╔══
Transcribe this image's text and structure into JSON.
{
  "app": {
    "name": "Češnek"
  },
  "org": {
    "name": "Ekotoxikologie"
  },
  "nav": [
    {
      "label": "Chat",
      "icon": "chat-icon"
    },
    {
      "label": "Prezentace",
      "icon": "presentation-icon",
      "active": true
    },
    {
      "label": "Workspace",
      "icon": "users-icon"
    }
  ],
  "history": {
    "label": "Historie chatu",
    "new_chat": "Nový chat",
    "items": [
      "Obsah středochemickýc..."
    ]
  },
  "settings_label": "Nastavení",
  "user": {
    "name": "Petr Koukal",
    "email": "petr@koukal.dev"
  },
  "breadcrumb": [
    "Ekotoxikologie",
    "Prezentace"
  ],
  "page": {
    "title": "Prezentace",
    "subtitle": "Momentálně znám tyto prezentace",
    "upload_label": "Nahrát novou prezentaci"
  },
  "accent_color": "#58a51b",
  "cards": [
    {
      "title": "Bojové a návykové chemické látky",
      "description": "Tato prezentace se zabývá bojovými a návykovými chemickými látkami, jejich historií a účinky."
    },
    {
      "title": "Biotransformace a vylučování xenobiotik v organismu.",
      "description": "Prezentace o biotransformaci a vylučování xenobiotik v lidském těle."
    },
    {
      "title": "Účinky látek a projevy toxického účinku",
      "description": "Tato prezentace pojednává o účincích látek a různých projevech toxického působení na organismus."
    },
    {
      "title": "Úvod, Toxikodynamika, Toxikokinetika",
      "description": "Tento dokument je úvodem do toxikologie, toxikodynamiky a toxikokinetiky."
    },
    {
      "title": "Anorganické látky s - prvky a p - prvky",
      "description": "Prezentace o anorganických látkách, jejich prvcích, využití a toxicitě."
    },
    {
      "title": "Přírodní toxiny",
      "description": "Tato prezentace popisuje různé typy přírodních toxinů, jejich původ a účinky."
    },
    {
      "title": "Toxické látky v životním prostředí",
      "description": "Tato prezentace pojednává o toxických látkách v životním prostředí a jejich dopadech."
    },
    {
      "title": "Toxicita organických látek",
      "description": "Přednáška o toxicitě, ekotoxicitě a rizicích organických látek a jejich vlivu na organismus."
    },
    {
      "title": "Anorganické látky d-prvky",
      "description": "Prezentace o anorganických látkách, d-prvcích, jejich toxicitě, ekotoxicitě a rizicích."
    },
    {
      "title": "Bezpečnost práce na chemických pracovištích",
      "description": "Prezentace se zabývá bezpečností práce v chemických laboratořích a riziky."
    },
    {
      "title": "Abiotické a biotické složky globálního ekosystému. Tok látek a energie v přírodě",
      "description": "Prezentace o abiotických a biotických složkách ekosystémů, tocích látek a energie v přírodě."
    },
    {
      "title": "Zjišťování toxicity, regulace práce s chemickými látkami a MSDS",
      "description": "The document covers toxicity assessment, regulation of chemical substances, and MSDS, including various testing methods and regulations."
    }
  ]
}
╚══
Assigned task — Show the lines of the records that include the string "energie".

Task output —
      "title": "Abiotické a biotické složky globálního ekosystému. Tok látek a energie v přírodě",
      "description": "Prezentace o abiotických a biotických složkách ekosystémů, tocích látek a energie v přírodě."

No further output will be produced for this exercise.